- Goal -
Extract the full listing below without altering a single character.

- Stored rows -
════════════════════
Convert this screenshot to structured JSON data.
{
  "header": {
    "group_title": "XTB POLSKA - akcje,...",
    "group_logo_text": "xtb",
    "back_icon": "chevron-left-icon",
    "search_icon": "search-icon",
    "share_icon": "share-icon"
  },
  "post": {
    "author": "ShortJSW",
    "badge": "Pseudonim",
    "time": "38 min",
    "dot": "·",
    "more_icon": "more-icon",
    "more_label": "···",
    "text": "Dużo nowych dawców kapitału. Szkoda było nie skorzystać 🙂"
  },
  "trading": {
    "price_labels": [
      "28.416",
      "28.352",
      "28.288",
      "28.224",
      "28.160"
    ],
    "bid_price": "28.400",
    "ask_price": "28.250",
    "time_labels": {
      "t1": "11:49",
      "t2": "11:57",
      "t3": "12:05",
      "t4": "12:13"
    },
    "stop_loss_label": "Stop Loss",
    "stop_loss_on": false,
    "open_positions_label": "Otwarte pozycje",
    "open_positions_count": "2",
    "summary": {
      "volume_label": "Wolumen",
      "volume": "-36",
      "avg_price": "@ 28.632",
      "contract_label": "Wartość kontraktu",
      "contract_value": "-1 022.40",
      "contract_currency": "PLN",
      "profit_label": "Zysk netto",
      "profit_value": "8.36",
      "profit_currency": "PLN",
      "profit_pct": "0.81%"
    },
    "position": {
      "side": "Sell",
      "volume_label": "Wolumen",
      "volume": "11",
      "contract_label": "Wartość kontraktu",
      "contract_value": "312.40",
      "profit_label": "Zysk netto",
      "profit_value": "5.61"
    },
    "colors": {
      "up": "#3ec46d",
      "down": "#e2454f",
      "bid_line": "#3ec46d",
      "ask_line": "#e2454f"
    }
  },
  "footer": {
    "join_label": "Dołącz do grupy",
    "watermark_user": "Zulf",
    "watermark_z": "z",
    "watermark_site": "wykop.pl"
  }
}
════════════════════
- Output of the task -
Convert this screenshot to structured JSON data.
{
  "header": {
    "group_title": "XTB POLSKA - akcje,...",
    "group_logo_text": "xtb",
    "back_icon": "chevron-left-icon",
    "search_icon": "search-icon",
    "share_icon": "share-icon"
  },
  "post": {
    "author": "ShortJSW",
    "badge": "Pseudonim",
    "time": "38 min",
    "dot": "·",
    "more_icon": "more-icon",
    "more_label": "···",
    "text": "Dużo nowych dawców kapitału. Szkoda było nie skorzystać 🙂"
  },
  "trading": {
    "price_labels": [
      "28.416",
      "28.352",
      "28.288",
      "28.224",
      "28.160"
    ],
    "bid_price": "28.400",
    "ask_price": "28.250",
    "time_labels": {
      "t1": "11:49",
      "t2": "11:57",
      "t3": "12:05",
      "t4": "12:13"
    },
    "stop_loss_label": "Stop Loss",
    "stop_loss_on": false,
    "open_positions_label": "Otwarte pozycje",
    "open_positions_count": "2",
    "summary": {
      "volume_label": "Wolumen",
      "volume": "-36",
      "avg_price": "@ 28.632",
      "contract_label": "Wartość kontraktu",
      "contract_value": "-1 022.40",
      "contract_currency": "PLN",
      "profit_label": "Zysk netto",
      "profit_value": "8.36",
      "profit_currency": "PLN",
      "profit_pct": "0.81%"
    },
    "position": {
      "side": "Sell",
      "volume_label": "Wolumen",
      "volume": "11",
      "contract_label": "Wartość kontraktu",
      "contract_value": "312.40",
      "profit_label": "Zysk netto",
      "profit_value": "5.61"
    },
    "colors": {
      "up": "#3ec46d",
      "down": "#e2454f",
      "bid_line": "#3ec46d",
      "ask_line": "#e2454f"
    }
  },
  "footer": {
    "join_label": "Dołącz do grupy",
    "watermark_user": "Zulf",
    "watermark_z": "z",
    "watermark_site": "wykop.pl"
  }
}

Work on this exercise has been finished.